***** ENTRIES

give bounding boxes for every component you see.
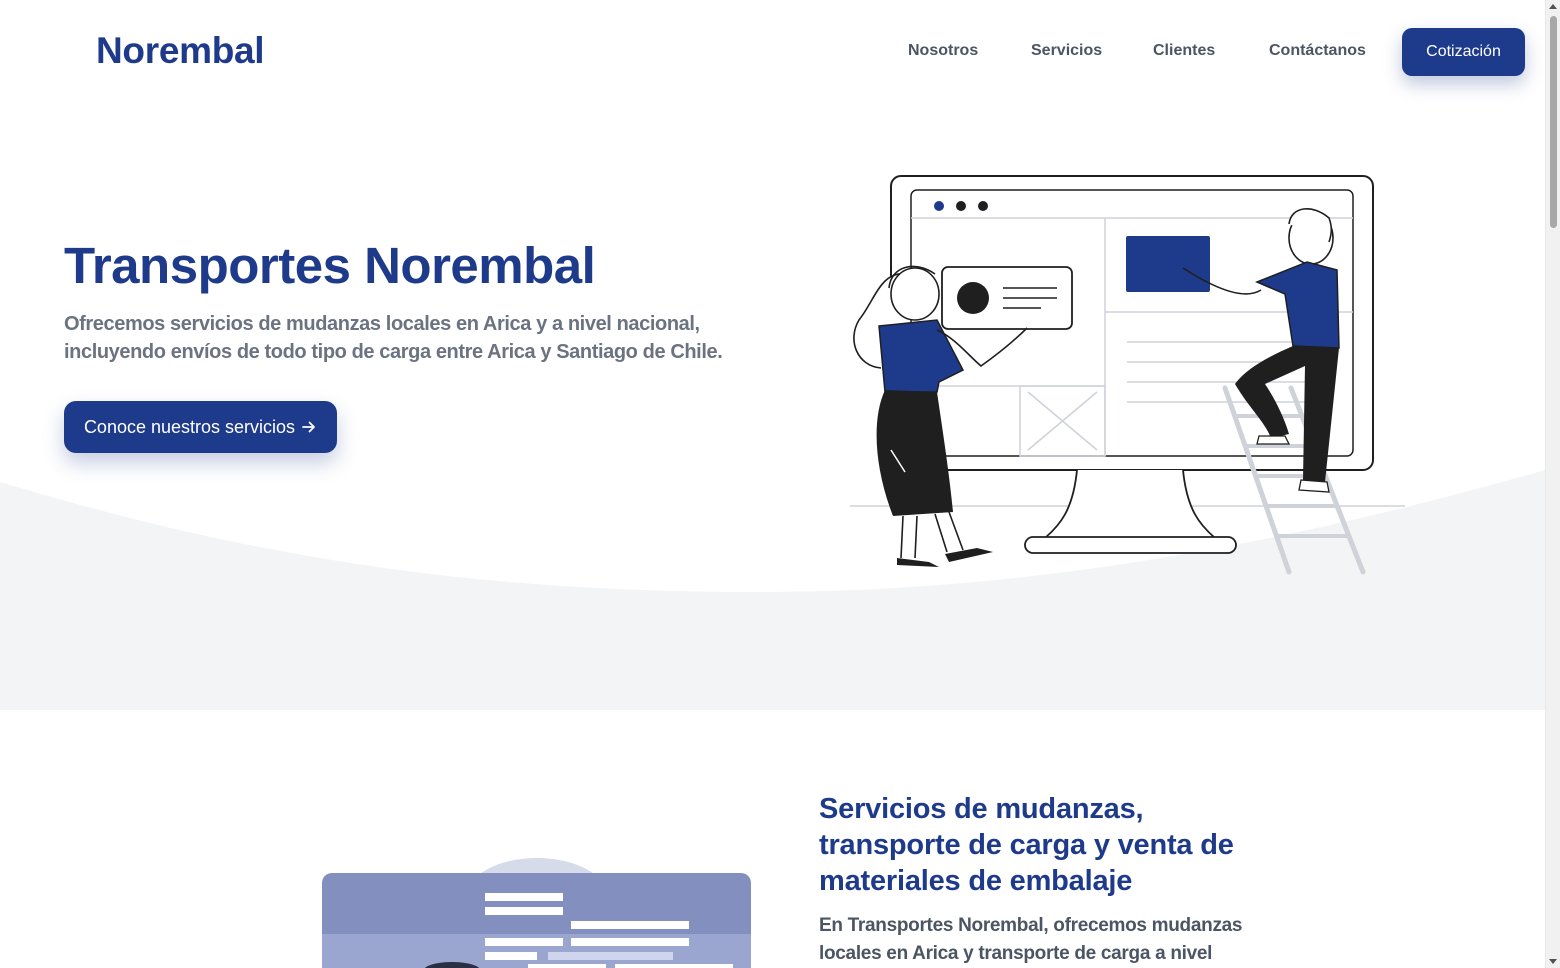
scroll-up-icon[interactable] xyxy=(1549,4,1557,9)
nav-link-clientes[interactable]: Clientes xyxy=(1153,42,1215,60)
services-illustration xyxy=(322,858,751,968)
scrollbar-thumb[interactable] xyxy=(1550,16,1557,228)
hero-illustration xyxy=(850,175,1405,575)
nav-link-nosotros[interactable]: Nosotros xyxy=(908,42,978,60)
arrow-right-icon xyxy=(302,421,315,433)
services-cta-button[interactable]: Conoce nuestros servicios xyxy=(64,401,337,453)
hero-subtitle: Ofrecemos servicios de mudanzas locales … xyxy=(64,313,723,363)
services-section-text: En Transportes Norembal, ofrecemos mudan… xyxy=(819,915,1243,964)
nav-link-contactanos[interactable]: Contáctanos xyxy=(1269,42,1366,60)
hero-title: Transportes Norembal xyxy=(64,237,596,294)
nav-link-servicios[interactable]: Servicios xyxy=(1031,42,1102,60)
services-section-title: Servicios de mudanzas, transporte de car… xyxy=(819,793,1234,897)
scroll-down-icon[interactable] xyxy=(1549,959,1557,964)
page: Norembal Nosotros Servicios Clientes Con… xyxy=(0,0,1545,968)
site-logo[interactable]: Norembal xyxy=(96,30,265,72)
quote-button[interactable]: Cotización xyxy=(1402,28,1525,76)
site-header: Norembal Nosotros Servicios Clientes Con… xyxy=(0,0,1545,104)
services-cta-label: Conoce nuestros servicios xyxy=(83,416,296,437)
page-scrollbar[interactable] xyxy=(1545,0,1560,968)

**********

### WHAT IS ASKED
Arrange the lines of the data running from the line containing "scroll-up-icon[interactable] xyxy=(1549,4,1557,9)" through the end of the data, both included, as a JSON list of strings with one string per line and blank lines omitted.

### TASK OUTPUT
[
  "scroll-up-icon[interactable] xyxy=(1549,4,1557,9)",
  "nav-link-clientes[interactable]: Clientes xyxy=(1153,42,1215,60)",
  "services-illustration xyxy=(322,858,751,968)",
  "scrollbar-thumb[interactable] xyxy=(1550,16,1557,228)",
  "hero-illustration xyxy=(850,175,1405,575)",
  "nav-link-nosotros[interactable]: Nosotros xyxy=(908,42,978,60)",
  "arrow-right-icon xyxy=(302,421,315,433)",
  "services-cta-button[interactable]: Conoce nuestros servicios xyxy=(64,401,337,453)",
  "hero-subtitle: Ofrecemos servicios de mudanzas locales … xyxy=(64,313,723,363)",
  "services-section-text: En Transportes Norembal, ofrecemos mudan… xyxy=(819,915,1243,964)",
  "nav-link-contactanos[interactable]: Contáctanos xyxy=(1269,42,1366,60)",
  "hero-title: Transportes Norembal xyxy=(64,237,596,294)",
  "nav-link-servicios[interactable]: Servicios xyxy=(1031,42,1102,60)",
  "services-section-title: Servicios de mudanzas, transporte de car… xyxy=(819,793,1234,897)",
  "scroll-down-icon[interactable] xyxy=(1549,959,1557,964)",
  "page: Norembal Nosotros Servicios Clientes Con… xyxy=(0,0,1545,968)",
  "site-logo[interactable]: Norembal xyxy=(96,30,265,72)",
  "quote-button[interactable]: Cotización xyxy=(1402,28,1525,76)",
  "site-header: Norembal Nosotros Servicios Clientes Con… xyxy=(0,0,1545,104)",
  "services-cta-label: Conoce nuestros servicios xyxy=(83,416,296,437)",
  "page-scrollbar[interactable] xyxy=(1545,0,1560,968)"
]